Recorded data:
== == ==

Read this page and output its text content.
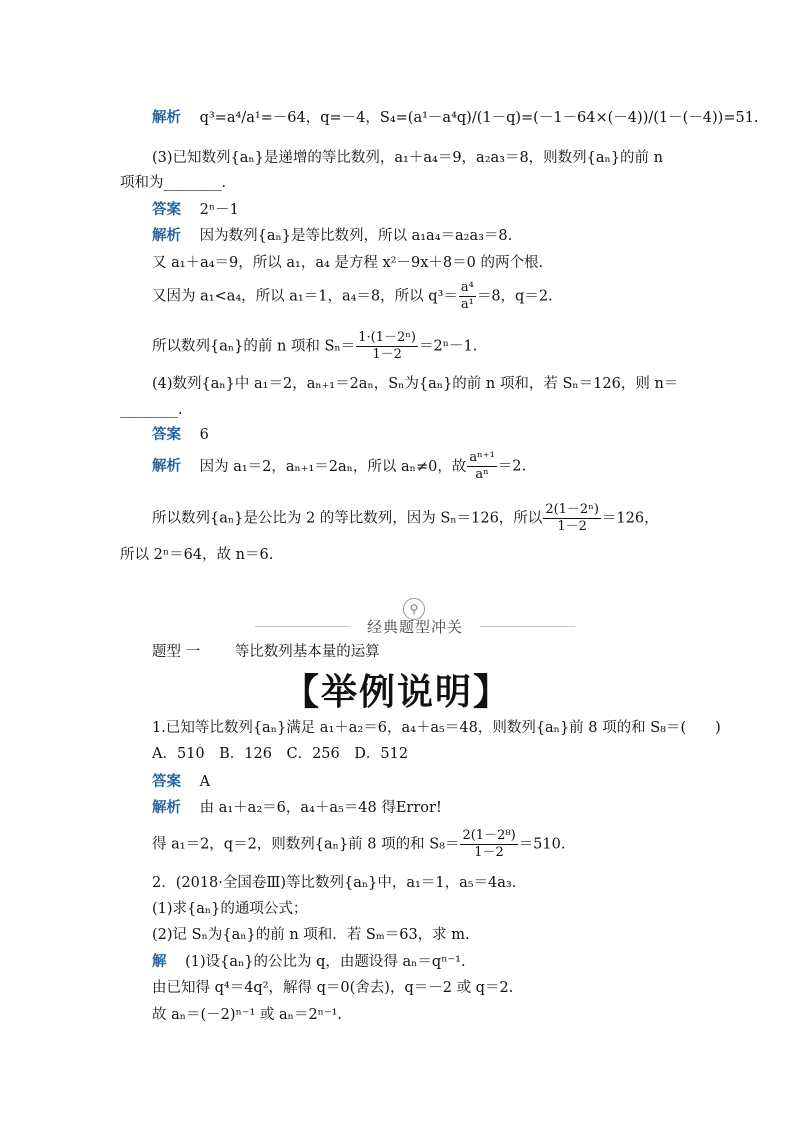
解析 q³=a⁴/a¹=－64，q=－4，S₄=(a¹－a⁴q)/(1－q)=(－1－64×(－4))/(1－(－4))=51.
(3)已知数列{aₙ}是递增的等比数列，a₁＋a₄＝9，a₂a₃＝8，则数列{aₙ}的前 n
项和为________.
答案 2ⁿ－1
解析 因为数列{aₙ}是等比数列，所以 a₁a₄＝a₂a₃＝8.
又 a₁＋a₄＝9，所以 a₁，a₄ 是方程 x²－9x＋8＝0 的两个根.
又因为 a₁<a₄，所以 a₁＝1，a₄＝8，所以 $q^3= \frac{\text{a⁴}}{\text{a¹}} =8$，q＝2.
所以数列{aₙ}的前 n 项和 $S_n= \frac{\text{1·(1－2ⁿ)}}{1-2} =2^n-1$.
(4)数列{aₙ}中 a₁＝2，aₙ₊₁＝2aₙ，Sₙ为{aₙ}的前 n 项和，若 Sₙ＝126，则 n＝
________.
答案 6
解析 因为 a₁＝2，aₙ₊₁＝2aₙ，所以 aₙ≠0，故 $\frac{\text{aⁿ⁺¹}}{\text{aⁿ}} =2$.
所以数列{aₙ}是公比为 2 的等比数列，因为 Sₙ＝126，所以 $\frac{\text{2(1－2ⁿ)}}{1-2} =126$，
所以 2ⁿ＝64，故 n＝6.
⚲
经典题型冲关
题型 一 等比数列基本量的运算
【举例说明】
1.已知等比数列{aₙ}满足 a₁＋a₂＝6，a₄＋a₅＝48，则数列{aₙ}前 8 项的和 S₈＝(　　)
A．510　B．126　C．256　D．512
答案 A
解析 由 a₁＋a₂＝6，a₄＋a₅＝48 得Error!
得 a₁＝2，q＝2，则数列{aₙ}前 8 项的和 $S_8= \frac{\text{2(1－2⁸)}}{1-2} =510$.
2．(2018·全国卷Ⅲ)等比数列{aₙ}中，a₁＝1，a₅＝4a₃.
(1)求{aₙ}的通项公式；
(2)记 Sₙ为{aₙ}的前 n 项和．若 Sₘ＝63，求 m.
解 (1)设{aₙ}的公比为 q，由题设得 aₙ＝qⁿ⁻¹.
由已知得 q⁴＝4q²，解得 q＝0(舍去)，q＝－2 或 q＝2.
故 aₙ＝(－2)ⁿ⁻¹ 或 aₙ＝2ⁿ⁻¹.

== == ==

Aim: Repeat each entry above word for word, leaving every picture out.

Written response:
Read this page and output its text content.
解析 q³=a⁴/a¹=－64，q=－4，S₄=(a¹－a⁴q)/(1－q)=(－1－64×(－4))/(1－(－4))=51.
(3)已知数列{aₙ}是递增的等比数列，a₁＋a₄＝9，a₂a₃＝8，则数列{aₙ}的前 n
项和为________.
答案 2ⁿ－1
解析 因为数列{aₙ}是等比数列，所以 a₁a₄＝a₂a₃＝8.
又 a₁＋a₄＝9，所以 a₁，a₄ 是方程 x²－9x＋8＝0 的两个根.
又因为 a₁<a₄，所以 a₁＝1，a₄＝8，所以 $q^3= \frac{\text{a⁴}}{\text{a¹}} =8$，q＝2.
所以数列{aₙ}的前 n 项和 $S_n= \frac{\text{1·(1－2ⁿ)}}{1-2} =2^n-1$.
(4)数列{aₙ}中 a₁＝2，aₙ₊₁＝2aₙ，Sₙ为{aₙ}的前 n 项和，若 Sₙ＝126，则 n＝
________.
答案 6
解析 因为 a₁＝2，aₙ₊₁＝2aₙ，所以 aₙ≠0，故 $\frac{\text{aⁿ⁺¹}}{\text{aⁿ}} =2$.
所以数列{aₙ}是公比为 2 的等比数列，因为 Sₙ＝126，所以 $\frac{\text{2(1－2ⁿ)}}{1-2} =126$，
所以 2ⁿ＝64，故 n＝6.
⚲
经典题型冲关
题型 一 等比数列基本量的运算
【举例说明】
1.已知等比数列{aₙ}满足 a₁＋a₂＝6，a₄＋a₅＝48，则数列{aₙ}前 8 项的和 S₈＝(　　)
A．510　B．126　C．256　D．512
答案 A
解析 由 a₁＋a₂＝6，a₄＋a₅＝48 得Error!
得 a₁＝2，q＝2，则数列{aₙ}前 8 项的和 $S_8= \frac{\text{2(1－2⁸)}}{1-2} =510$.
2．(2018·全国卷Ⅲ)等比数列{aₙ}中，a₁＝1，a₅＝4a₃.
(1)求{aₙ}的通项公式；
(2)记 Sₙ为{aₙ}的前 n 项和．若 Sₘ＝63，求 m.
解 (1)设{aₙ}的公比为 q，由题设得 aₙ＝qⁿ⁻¹.
由已知得 q⁴＝4q²，解得 q＝0(舍去)，q＝－2 或 q＝2.
故 aₙ＝(－2)ⁿ⁻¹ 或 aₙ＝2ⁿ⁻¹.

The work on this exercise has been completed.